• _WHAT IS NEEDED_
Repeat the entries exactly as they are written.

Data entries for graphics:
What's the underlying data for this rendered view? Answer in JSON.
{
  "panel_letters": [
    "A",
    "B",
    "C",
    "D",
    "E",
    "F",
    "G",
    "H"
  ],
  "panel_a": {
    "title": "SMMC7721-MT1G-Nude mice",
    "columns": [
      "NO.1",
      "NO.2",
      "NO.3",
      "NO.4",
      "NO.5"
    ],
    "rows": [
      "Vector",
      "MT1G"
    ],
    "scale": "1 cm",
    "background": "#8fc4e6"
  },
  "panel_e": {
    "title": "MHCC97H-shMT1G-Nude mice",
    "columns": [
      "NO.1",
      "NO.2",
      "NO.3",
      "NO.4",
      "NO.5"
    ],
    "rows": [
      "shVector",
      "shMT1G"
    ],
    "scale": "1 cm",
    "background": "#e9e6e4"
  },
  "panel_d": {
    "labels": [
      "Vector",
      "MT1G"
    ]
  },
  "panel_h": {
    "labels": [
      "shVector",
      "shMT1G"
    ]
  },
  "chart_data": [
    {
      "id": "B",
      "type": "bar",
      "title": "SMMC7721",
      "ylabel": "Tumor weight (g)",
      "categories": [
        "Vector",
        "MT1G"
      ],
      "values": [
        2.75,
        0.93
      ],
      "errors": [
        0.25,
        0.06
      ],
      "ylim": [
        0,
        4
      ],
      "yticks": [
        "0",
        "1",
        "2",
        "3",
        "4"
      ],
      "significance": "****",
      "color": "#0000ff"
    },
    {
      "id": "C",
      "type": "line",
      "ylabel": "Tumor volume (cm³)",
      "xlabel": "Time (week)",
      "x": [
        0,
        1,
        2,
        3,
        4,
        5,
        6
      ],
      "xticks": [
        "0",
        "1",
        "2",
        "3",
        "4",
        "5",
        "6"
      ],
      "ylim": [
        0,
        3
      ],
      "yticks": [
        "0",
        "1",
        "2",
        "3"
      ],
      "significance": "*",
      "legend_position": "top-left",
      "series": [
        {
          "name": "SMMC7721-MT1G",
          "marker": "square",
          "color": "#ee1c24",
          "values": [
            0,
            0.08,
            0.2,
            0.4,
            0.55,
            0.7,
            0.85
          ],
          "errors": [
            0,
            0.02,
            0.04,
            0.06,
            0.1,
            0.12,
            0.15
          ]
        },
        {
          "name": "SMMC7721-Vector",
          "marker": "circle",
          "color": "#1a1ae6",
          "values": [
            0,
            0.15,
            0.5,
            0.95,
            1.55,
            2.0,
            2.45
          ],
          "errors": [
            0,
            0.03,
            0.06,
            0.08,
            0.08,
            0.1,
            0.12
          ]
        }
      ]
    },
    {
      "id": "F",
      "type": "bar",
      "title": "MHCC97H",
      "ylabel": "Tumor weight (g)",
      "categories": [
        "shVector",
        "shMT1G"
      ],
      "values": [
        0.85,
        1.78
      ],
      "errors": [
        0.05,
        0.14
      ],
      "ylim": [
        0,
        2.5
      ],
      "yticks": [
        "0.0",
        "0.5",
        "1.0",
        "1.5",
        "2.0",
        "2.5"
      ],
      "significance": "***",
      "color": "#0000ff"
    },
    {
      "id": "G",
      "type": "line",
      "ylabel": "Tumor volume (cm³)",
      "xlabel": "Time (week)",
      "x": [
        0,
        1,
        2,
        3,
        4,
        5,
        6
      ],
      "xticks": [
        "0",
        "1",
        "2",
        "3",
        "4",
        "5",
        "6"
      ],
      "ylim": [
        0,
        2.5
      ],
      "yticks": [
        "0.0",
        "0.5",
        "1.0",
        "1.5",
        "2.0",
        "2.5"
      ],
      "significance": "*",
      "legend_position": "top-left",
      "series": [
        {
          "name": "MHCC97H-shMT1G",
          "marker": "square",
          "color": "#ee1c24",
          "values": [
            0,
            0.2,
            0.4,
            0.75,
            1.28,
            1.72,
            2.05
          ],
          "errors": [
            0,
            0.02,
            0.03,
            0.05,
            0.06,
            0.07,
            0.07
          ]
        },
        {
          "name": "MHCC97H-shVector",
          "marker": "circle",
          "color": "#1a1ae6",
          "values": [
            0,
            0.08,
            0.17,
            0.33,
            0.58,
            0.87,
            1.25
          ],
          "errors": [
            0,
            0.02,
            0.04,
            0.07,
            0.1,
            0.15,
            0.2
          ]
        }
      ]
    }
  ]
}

• _OUTPUT_
What's the underlying data for this rendered view? Answer in JSON.
{
  "panel_letters": [
    "A",
    "B",
    "C",
    "D",
    "E",
    "F",
    "G",
    "H"
  ],
  "panel_a": {
    "title": "SMMC7721-MT1G-Nude mice",
    "columns": [
      "NO.1",
      "NO.2",
      "NO.3",
      "NO.4",
      "NO.5"
    ],
    "rows": [
      "Vector",
      "MT1G"
    ],
    "scale": "1 cm",
    "background": "#8fc4e6"
  },
  "panel_e": {
    "title": "MHCC97H-shMT1G-Nude mice",
    "columns": [
      "NO.1",
      "NO.2",
      "NO.3",
      "NO.4",
      "NO.5"
    ],
    "rows": [
      "shVector",
      "shMT1G"
    ],
    "scale": "1 cm",
    "background": "#e9e6e4"
  },
  "panel_d": {
    "labels": [
      "Vector",
      "MT1G"
    ]
  },
  "panel_h": {
    "labels": [
      "shVector",
      "shMT1G"
    ]
  },
  "chart_data": [
    {
      "id": "B",
      "type": "bar",
      "title": "SMMC7721",
      "ylabel": "Tumor weight (g)",
      "categories": [
        "Vector",
        "MT1G"
      ],
      "values": [
        2.75,
        0.93
      ],
      "errors": [
        0.25,
        0.06
      ],
      "ylim": [
        0,
        4
      ],
      "yticks": [
        "0",
        "1",
        "2",
        "3",
        "4"
      ],
      "significance": "****",
      "color": "#0000ff"
    },
    {
      "id": "C",
      "type": "line",
      "ylabel": "Tumor volume (cm³)",
      "xlabel": "Time (week)",
      "x": [
        0,
        1,
        2,
        3,
        4,
        5,
        6
      ],
      "xticks": [
        "0",
        "1",
        "2",
        "3",
        "4",
        "5",
        "6"
      ],
      "ylim": [
        0,
        3
      ],
      "yticks": [
        "0",
        "1",
        "2",
        "3"
      ],
      "significance": "*",
      "legend_position": "top-left",
      "series": [
        {
          "name": "SMMC7721-MT1G",
          "marker": "square",
          "color": "#ee1c24",
          "values": [
            0,
            0.08,
            0.2,
            0.4,
            0.55,
            0.7,
            0.85
          ],
          "errors": [
            0,
            0.02,
            0.04,
            0.06,
            0.1,
            0.12,
            0.15
          ]
        },
        {
          "name": "SMMC7721-Vector",
          "marker": "circle",
          "color": "#1a1ae6",
          "values": [
            0,
            0.15,
            0.5,
            0.95,
            1.55,
            2.0,
            2.45
          ],
          "errors": [
            0,
            0.03,
            0.06,
            0.08,
            0.08,
            0.1,
            0.12
          ]
        }
      ]
    },
    {
      "id": "F",
      "type": "bar",
      "title": "MHCC97H",
      "ylabel": "Tumor weight (g)",
      "categories": [
        "shVector",
        "shMT1G"
      ],
      "values": [
        0.85,
        1.78
      ],
      "errors": [
        0.05,
        0.14
      ],
      "ylim": [
        0,
        2.5
      ],
      "yticks": [
        "0.0",
        "0.5",
        "1.0",
        "1.5",
        "2.0",
        "2.5"
      ],
      "significance": "***",
      "color": "#0000ff"
    },
    {
      "id": "G",
      "type": "line",
      "ylabel": "Tumor volume (cm³)",
      "xlabel": "Time (week)",
      "x": [
        0,
        1,
        2,
        3,
        4,
        5,
        6
      ],
      "xticks": [
        "0",
        "1",
        "2",
        "3",
        "4",
        "5",
        "6"
      ],
      "ylim": [
        0,
        2.5
      ],
      "yticks": [
        "0.0",
        "0.5",
        "1.0",
        "1.5",
        "2.0",
        "2.5"
      ],
      "significance": "*",
      "legend_position": "top-left",
      "series": [
        {
          "name": "MHCC97H-shMT1G",
          "marker": "square",
          "color": "#ee1c24",
          "values": [
            0,
            0.2,
            0.4,
            0.75,
            1.28,
            1.72,
            2.05
          ],
          "errors": [
            0,
            0.02,
            0.03,
            0.05,
            0.06,
            0.07,
            0.07
          ]
        },
        {
          "name": "MHCC97H-shVector",
          "marker": "circle",
          "color": "#1a1ae6",
          "values": [
            0,
            0.08,
            0.17,
            0.33,
            0.58,
            0.87,
            1.25
          ],
          "errors": [
            0,
            0.02,
            0.04,
            0.07,
            0.1,
            0.15,
            0.2
          ]
        }
      ]
    }
  ]
}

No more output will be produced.